WHAT TO DO
Return every line of the entries below verbatim, omitting the pictures.
###
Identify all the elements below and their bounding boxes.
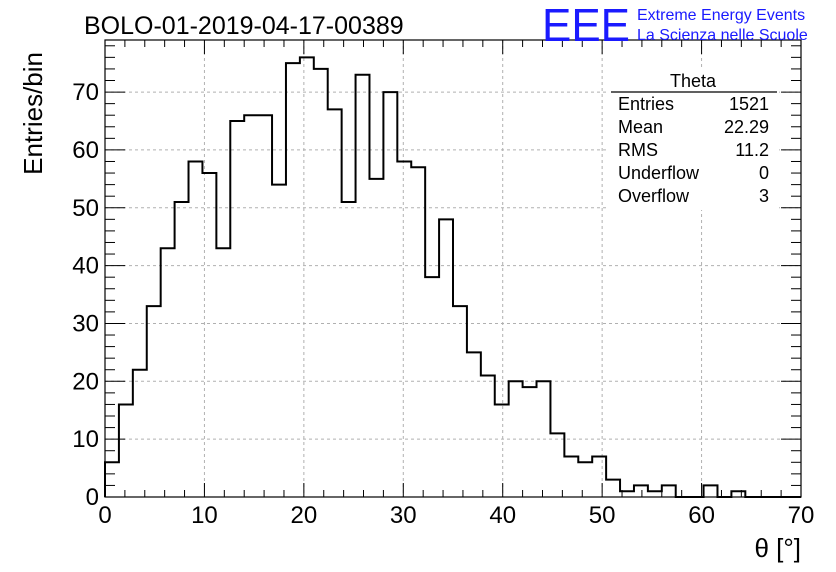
y-tick-label: 10 bbox=[72, 426, 99, 453]
run-title: BOLO-01-2019-04-17-00389 bbox=[84, 12, 404, 40]
brand-name: Extreme Energy Events bbox=[637, 7, 805, 24]
histogram-outline bbox=[104, 56, 801, 498]
y-axis-label: Entries/bin bbox=[18, 52, 48, 175]
stats-label-entries: Entries bbox=[618, 94, 674, 114]
x-tick-label: 60 bbox=[688, 502, 715, 529]
stats-label-rms: RMS bbox=[618, 140, 658, 160]
stats-label-mean: Mean bbox=[618, 117, 663, 137]
stats-title: Theta bbox=[670, 71, 717, 91]
x-tick-label: 70 bbox=[788, 502, 815, 529]
y-tick-label: 40 bbox=[72, 253, 99, 280]
stats-value-overflow: 3 bbox=[759, 186, 769, 206]
x-axis-label: θ [°] bbox=[754, 533, 801, 563]
x-tick-label: 40 bbox=[489, 502, 516, 529]
y-tick-label: 70 bbox=[72, 79, 99, 106]
stats-box-background bbox=[609, 70, 779, 210]
y-tick-label: 30 bbox=[72, 310, 99, 337]
y-tick-labels: 0 10 20 30 40 50 60 70 bbox=[72, 79, 99, 511]
y-tick-label: 20 bbox=[72, 368, 99, 395]
y-tick-label: 50 bbox=[72, 195, 99, 222]
stats-value-rms: 11.2 bbox=[735, 140, 769, 160]
plot-frame bbox=[104, 39, 802, 498]
stats-label-overflow: Overflow bbox=[618, 186, 690, 206]
stats-value-mean: 22.29 bbox=[724, 117, 769, 137]
stats-value-underflow: 0 bbox=[759, 163, 769, 183]
eee-logo: EEE bbox=[542, 0, 630, 51]
y-tick-label: 60 bbox=[72, 137, 99, 164]
x-tick-label: 10 bbox=[191, 502, 218, 529]
stats-box: Theta Entries 1521 Mean 22.29 RMS 11.2 U… bbox=[609, 70, 779, 210]
axis-ticks bbox=[104, 40, 802, 498]
brand-subtitle: La Scienza nelle Scuole bbox=[637, 27, 808, 44]
x-tick-labels: 0 10 20 30 40 50 60 70 bbox=[98, 502, 814, 529]
x-tick-label: 30 bbox=[390, 502, 417, 529]
x-tick-label: 20 bbox=[291, 502, 318, 529]
x-tick-label: 50 bbox=[589, 502, 616, 529]
y-tick-label: 0 bbox=[86, 484, 99, 511]
stats-value-entries: 1521 bbox=[729, 94, 769, 114]
stats-label-underflow: Underflow bbox=[618, 163, 700, 183]
x-tick-label: 0 bbox=[98, 502, 111, 529]
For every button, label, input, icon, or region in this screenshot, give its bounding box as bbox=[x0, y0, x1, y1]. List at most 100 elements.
###
THE SOLUTION
Identify all the elements below and their bounding boxes.
y-tick-label: 10 bbox=[72, 426, 99, 453]
run-title: BOLO-01-2019-04-17-00389 bbox=[84, 12, 404, 40]
brand-name: Extreme Energy Events bbox=[637, 7, 805, 24]
histogram-outline bbox=[104, 56, 801, 498]
y-axis-label: Entries/bin bbox=[18, 52, 48, 175]
stats-label-entries: Entries bbox=[618, 94, 674, 114]
x-tick-label: 60 bbox=[688, 502, 715, 529]
stats-label-rms: RMS bbox=[618, 140, 658, 160]
stats-label-mean: Mean bbox=[618, 117, 663, 137]
stats-title: Theta bbox=[670, 71, 717, 91]
x-tick-label: 70 bbox=[788, 502, 815, 529]
y-tick-label: 40 bbox=[72, 253, 99, 280]
stats-value-overflow: 3 bbox=[759, 186, 769, 206]
x-axis-label: θ [°] bbox=[754, 533, 801, 563]
x-tick-label: 40 bbox=[489, 502, 516, 529]
y-tick-label: 70 bbox=[72, 79, 99, 106]
stats-box-background bbox=[609, 70, 779, 210]
y-tick-label: 30 bbox=[72, 310, 99, 337]
y-tick-labels: 0 10 20 30 40 50 60 70 bbox=[72, 79, 99, 511]
y-tick-label: 20 bbox=[72, 368, 99, 395]
y-tick-label: 50 bbox=[72, 195, 99, 222]
stats-value-rms: 11.2 bbox=[735, 140, 769, 160]
plot-frame bbox=[104, 39, 802, 498]
stats-label-overflow: Overflow bbox=[618, 186, 690, 206]
stats-value-mean: 22.29 bbox=[724, 117, 769, 137]
stats-value-underflow: 0 bbox=[759, 163, 769, 183]
eee-logo: EEE bbox=[542, 0, 630, 51]
y-tick-label: 60 bbox=[72, 137, 99, 164]
x-tick-label: 10 bbox=[191, 502, 218, 529]
stats-box: Theta Entries 1521 Mean 22.29 RMS 11.2 U… bbox=[609, 70, 779, 210]
axis-ticks bbox=[104, 40, 802, 498]
brand-subtitle: La Scienza nelle Scuole bbox=[637, 27, 808, 44]
x-tick-labels: 0 10 20 30 40 50 60 70 bbox=[98, 502, 814, 529]
x-tick-label: 30 bbox=[390, 502, 417, 529]
x-tick-label: 20 bbox=[291, 502, 318, 529]
x-tick-label: 50 bbox=[589, 502, 616, 529]
y-tick-label: 0 bbox=[86, 484, 99, 511]
stats-value-entries: 1521 bbox=[729, 94, 769, 114]
stats-label-underflow: Underflow bbox=[618, 163, 700, 183]
x-tick-label: 0 bbox=[98, 502, 111, 529]
For every button, label, input, icon, or region in this screenshot, give its bounding box as bbox=[x0, y0, x1, y1]. List at most 100 elements.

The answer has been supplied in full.